## YOUR TASK
Write out the whole listing word for word.

[Dataset excerpts]
·····

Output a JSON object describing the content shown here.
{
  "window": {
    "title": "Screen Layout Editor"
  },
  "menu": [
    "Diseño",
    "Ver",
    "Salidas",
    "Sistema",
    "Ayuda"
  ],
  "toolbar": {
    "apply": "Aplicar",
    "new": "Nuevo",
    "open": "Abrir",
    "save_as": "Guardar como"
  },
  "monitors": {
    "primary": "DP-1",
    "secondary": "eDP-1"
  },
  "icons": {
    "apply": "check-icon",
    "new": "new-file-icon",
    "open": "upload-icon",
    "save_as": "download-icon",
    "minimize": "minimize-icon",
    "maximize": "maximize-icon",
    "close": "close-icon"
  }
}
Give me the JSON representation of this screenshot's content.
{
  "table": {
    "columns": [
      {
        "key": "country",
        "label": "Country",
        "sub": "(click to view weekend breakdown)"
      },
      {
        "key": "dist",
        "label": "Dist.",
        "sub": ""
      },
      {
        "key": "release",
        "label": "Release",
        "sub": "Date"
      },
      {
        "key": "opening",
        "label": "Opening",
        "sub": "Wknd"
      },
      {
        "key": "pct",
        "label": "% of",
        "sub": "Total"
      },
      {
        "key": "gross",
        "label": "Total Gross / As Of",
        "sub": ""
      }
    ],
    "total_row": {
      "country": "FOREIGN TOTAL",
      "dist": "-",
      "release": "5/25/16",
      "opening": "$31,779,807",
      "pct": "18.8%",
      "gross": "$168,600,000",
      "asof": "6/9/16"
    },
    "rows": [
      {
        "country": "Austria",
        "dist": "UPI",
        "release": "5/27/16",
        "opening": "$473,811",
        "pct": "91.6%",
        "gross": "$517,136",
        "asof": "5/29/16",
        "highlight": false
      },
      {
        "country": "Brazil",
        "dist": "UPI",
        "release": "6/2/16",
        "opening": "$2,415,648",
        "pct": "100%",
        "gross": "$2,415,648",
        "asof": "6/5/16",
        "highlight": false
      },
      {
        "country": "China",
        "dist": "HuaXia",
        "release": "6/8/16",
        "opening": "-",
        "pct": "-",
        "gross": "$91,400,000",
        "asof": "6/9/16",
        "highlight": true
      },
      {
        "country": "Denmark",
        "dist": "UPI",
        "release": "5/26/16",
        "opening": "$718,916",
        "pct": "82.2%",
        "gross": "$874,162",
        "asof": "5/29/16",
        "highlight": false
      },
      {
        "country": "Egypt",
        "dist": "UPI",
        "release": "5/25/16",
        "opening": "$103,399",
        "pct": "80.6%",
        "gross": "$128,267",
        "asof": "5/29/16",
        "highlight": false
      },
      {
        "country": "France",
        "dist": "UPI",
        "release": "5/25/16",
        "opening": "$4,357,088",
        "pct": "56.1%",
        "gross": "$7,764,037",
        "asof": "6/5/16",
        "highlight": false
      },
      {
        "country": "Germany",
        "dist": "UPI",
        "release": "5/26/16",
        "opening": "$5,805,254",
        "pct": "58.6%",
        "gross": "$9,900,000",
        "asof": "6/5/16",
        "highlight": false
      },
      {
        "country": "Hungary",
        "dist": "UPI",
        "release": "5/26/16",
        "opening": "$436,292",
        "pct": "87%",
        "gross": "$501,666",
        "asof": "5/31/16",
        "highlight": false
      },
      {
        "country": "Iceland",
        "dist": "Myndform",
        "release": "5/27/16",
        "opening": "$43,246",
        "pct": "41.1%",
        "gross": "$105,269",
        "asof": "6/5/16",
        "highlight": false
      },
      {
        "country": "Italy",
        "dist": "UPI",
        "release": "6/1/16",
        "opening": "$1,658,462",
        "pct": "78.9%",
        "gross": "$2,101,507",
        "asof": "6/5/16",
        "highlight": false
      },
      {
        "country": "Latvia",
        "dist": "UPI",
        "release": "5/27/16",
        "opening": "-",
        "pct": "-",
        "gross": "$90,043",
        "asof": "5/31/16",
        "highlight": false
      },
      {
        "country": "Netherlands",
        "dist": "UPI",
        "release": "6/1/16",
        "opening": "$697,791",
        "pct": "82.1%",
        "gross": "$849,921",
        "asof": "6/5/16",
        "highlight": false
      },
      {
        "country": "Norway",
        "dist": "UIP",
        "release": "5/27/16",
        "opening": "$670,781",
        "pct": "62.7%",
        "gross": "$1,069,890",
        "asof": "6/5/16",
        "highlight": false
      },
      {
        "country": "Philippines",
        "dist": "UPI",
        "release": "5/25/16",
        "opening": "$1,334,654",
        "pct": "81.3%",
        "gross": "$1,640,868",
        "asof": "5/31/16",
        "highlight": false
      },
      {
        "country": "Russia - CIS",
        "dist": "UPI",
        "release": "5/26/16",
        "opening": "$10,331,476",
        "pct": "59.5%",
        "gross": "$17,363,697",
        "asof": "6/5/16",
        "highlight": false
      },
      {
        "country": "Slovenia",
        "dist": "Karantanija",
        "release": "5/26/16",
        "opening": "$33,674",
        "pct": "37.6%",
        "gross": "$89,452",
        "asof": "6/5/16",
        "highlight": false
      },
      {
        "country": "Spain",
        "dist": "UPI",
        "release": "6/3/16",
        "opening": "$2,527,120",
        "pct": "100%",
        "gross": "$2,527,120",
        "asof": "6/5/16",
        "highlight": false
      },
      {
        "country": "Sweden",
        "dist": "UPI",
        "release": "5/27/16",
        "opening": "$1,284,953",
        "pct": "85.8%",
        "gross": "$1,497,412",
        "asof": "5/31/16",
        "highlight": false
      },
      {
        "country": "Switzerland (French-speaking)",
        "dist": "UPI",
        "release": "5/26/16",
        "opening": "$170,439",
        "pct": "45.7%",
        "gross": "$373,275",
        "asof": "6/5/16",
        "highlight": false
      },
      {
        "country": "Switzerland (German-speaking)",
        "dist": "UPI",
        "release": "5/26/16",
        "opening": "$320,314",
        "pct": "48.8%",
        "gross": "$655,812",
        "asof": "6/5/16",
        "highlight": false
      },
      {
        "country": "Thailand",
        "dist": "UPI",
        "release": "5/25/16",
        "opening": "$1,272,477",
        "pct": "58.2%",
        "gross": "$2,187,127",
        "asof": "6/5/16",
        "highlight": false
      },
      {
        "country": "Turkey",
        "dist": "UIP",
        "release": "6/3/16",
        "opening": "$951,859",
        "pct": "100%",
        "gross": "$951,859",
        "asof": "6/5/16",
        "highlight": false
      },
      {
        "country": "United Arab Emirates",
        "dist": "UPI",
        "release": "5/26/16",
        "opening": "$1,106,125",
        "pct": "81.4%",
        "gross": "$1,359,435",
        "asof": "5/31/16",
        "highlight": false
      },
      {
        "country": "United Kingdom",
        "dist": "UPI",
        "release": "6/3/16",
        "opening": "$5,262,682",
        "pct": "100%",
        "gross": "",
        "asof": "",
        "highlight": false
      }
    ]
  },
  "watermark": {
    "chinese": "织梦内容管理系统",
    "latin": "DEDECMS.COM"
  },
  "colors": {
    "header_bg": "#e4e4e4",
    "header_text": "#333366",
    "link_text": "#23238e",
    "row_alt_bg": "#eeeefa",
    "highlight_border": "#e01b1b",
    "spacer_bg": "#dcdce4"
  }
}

·····

## WRITTEN REPLY
Output a JSON object describing the content shown here.
{
  "window": {
    "title": "Screen Layout Editor"
  },
  "menu": [
    "Diseño",
    "Ver",
    "Salidas",
    "Sistema",
    "Ayuda"
  ],
  "toolbar": {
    "apply": "Aplicar",
    "new": "Nuevo",
    "open": "Abrir",
    "save_as": "Guardar como"
  },
  "monitors": {
    "primary": "DP-1",
    "secondary": "eDP-1"
  },
  "icons": {
    "apply": "check-icon",
    "new": "new-file-icon",
    "open": "upload-icon",
    "save_as": "download-icon",
    "minimize": "minimize-icon",
    "maximize": "maximize-icon",
    "close": "close-icon"
  }
}
Give me the JSON representation of this screenshot's content.
{
  "table": {
    "columns": [
      {
        "key": "country",
        "label": "Country",
        "sub": "(click to view weekend breakdown)"
      },
      {
        "key": "dist",
        "label": "Dist.",
        "sub": ""
      },
      {
        "key": "release",
        "label": "Release",
        "sub": "Date"
      },
      {
        "key": "opening",
        "label": "Opening",
        "sub": "Wknd"
      },
      {
        "key": "pct",
        "label": "% of",
        "sub": "Total"
      },
      {
        "key": "gross",
        "label": "Total Gross / As Of",
        "sub": ""
      }
    ],
    "total_row": {
      "country": "FOREIGN TOTAL",
      "dist": "-",
      "release": "5/25/16",
      "opening": "$31,779,807",
      "pct": "18.8%",
      "gross": "$168,600,000",
      "asof": "6/9/16"
    },
    "rows": [
      {
        "country": "Austria",
        "dist": "UPI",
        "release": "5/27/16",
        "opening": "$473,811",
        "pct": "91.6%",
        "gross": "$517,136",
        "asof": "5/29/16",
        "highlight": false
      },
      {
        "country": "Brazil",
        "dist": "UPI",
        "release": "6/2/16",
        "opening": "$2,415,648",
        "pct": "100%",
        "gross": "$2,415,648",
        "asof": "6/5/16",
        "highlight": false
      },
      {
        "country": "China",
        "dist": "HuaXia",
        "release": "6/8/16",
        "opening": "-",
        "pct": "-",
        "gross": "$91,400,000",
        "asof": "6/9/16",
        "highlight": true
      },
      {
        "country": "Denmark",
        "dist": "UPI",
        "release": "5/26/16",
        "opening": "$718,916",
        "pct": "82.2%",
        "gross": "$874,162",
        "asof": "5/29/16",
        "highlight": false
      },
      {
        "country": "Egypt",
        "dist": "UPI",
        "release": "5/25/16",
        "opening": "$103,399",
        "pct": "80.6%",
        "gross": "$128,267",
        "asof": "5/29/16",
        "highlight": false
      },
      {
        "country": "France",
        "dist": "UPI",
        "release": "5/25/16",
        "opening": "$4,357,088",
        "pct": "56.1%",
        "gross": "$7,764,037",
        "asof": "6/5/16",
        "highlight": false
      },
      {
        "country": "Germany",
        "dist": "UPI",
        "release": "5/26/16",
        "opening": "$5,805,254",
        "pct": "58.6%",
        "gross": "$9,900,000",
        "asof": "6/5/16",
        "highlight": false
      },
      {
        "country": "Hungary",
        "dist": "UPI",
        "release": "5/26/16",
        "opening": "$436,292",
        "pct": "87%",
        "gross": "$501,666",
        "asof": "5/31/16",
        "highlight": false
      },
      {
        "country": "Iceland",
        "dist": "Myndform",
        "release": "5/27/16",
        "opening": "$43,246",
        "pct": "41.1%",
        "gross": "$105,269",
        "asof": "6/5/16",
        "highlight": false
      },
      {
        "country": "Italy",
        "dist": "UPI",
        "release": "6/1/16",
        "opening": "$1,658,462",
        "pct": "78.9%",
        "gross": "$2,101,507",
        "asof": "6/5/16",
        "highlight": false
      },
      {
        "country": "Latvia",
        "dist": "UPI",
        "release": "5/27/16",
        "opening": "-",
        "pct": "-",
        "gross": "$90,043",
        "asof": "5/31/16",
        "highlight": false
      },
      {
        "country": "Netherlands",
        "dist": "UPI",
        "release": "6/1/16",
        "opening": "$697,791",
        "pct": "82.1%",
        "gross": "$849,921",
        "asof": "6/5/16",
        "highlight": false
      },
      {
        "country": "Norway",
        "dist": "UIP",
        "release": "5/27/16",
        "opening": "$670,781",
        "pct": "62.7%",
        "gross": "$1,069,890",
        "asof": "6/5/16",
        "highlight": false
      },
      {
        "country": "Philippines",
        "dist": "UPI",
        "release": "5/25/16",
        "opening": "$1,334,654",
        "pct": "81.3%",
        "gross": "$1,640,868",
        "asof": "5/31/16",
        "highlight": false
      },
      {
        "country": "Russia - CIS",
        "dist": "UPI",
        "release": "5/26/16",
        "opening": "$10,331,476",
        "pct": "59.5%",
        "gross": "$17,363,697",
        "asof": "6/5/16",
        "highlight": false
      },
      {
        "country": "Slovenia",
        "dist": "Karantanija",
        "release": "5/26/16",
        "opening": "$33,674",
        "pct": "37.6%",
        "gross": "$89,452",
        "asof": "6/5/16",
        "highlight": false
      },
      {
        "country": "Spain",
        "dist": "UPI",
        "release": "6/3/16",
        "opening": "$2,527,120",
        "pct": "100%",
        "gross": "$2,527,120",
        "asof": "6/5/16",
        "highlight": false
      },
      {
        "country": "Sweden",
        "dist": "UPI",
        "release": "5/27/16",
        "opening": "$1,284,953",
        "pct": "85.8%",
        "gross": "$1,497,412",
        "asof": "5/31/16",
        "highlight": false
      },
      {
        "country": "Switzerland (French-speaking)",
        "dist": "UPI",
        "release": "5/26/16",
        "opening": "$170,439",
        "pct": "45.7%",
        "gross": "$373,275",
        "asof": "6/5/16",
        "highlight": false
      },
      {
        "country": "Switzerland (German-speaking)",
        "dist": "UPI",
        "release": "5/26/16",
        "opening": "$320,314",
        "pct": "48.8%",
        "gross": "$655,812",
        "asof": "6/5/16",
        "highlight": false
      },
      {
        "country": "Thailand",
        "dist": "UPI",
        "release": "5/25/16",
        "opening": "$1,272,477",
        "pct": "58.2%",
        "gross": "$2,187,127",
        "asof": "6/5/16",
        "highlight": false
      },
      {
        "country": "Turkey",
        "dist": "UIP",
        "release": "6/3/16",
        "opening": "$951,859",
        "pct": "100%",
        "gross": "$951,859",
        "asof": "6/5/16",
        "highlight": false
      },
      {
        "country": "United Arab Emirates",
        "dist": "UPI",
        "release": "5/26/16",
        "opening": "$1,106,125",
        "pct": "81.4%",
        "gross": "$1,359,435",
        "asof": "5/31/16",
        "highlight": false
      },
      {
        "country": "United Kingdom",
        "dist": "UPI",
        "release": "6/3/16",
        "opening": "$5,262,682",
        "pct": "100%",
        "gross": "",
        "asof": "",
        "highlight": false
      }
    ]
  },
  "watermark": {
    "chinese": "织梦内容管理系统",
    "latin": "DEDECMS.COM"
  },
  "colors": {
    "header_bg": "#e4e4e4",
    "header_text": "#333366",
    "link_text": "#23238e",
    "row_alt_bg": "#eeeefa",
    "highlight_border": "#e01b1b",
    "spacer_bg": "#dcdce4"
  }
}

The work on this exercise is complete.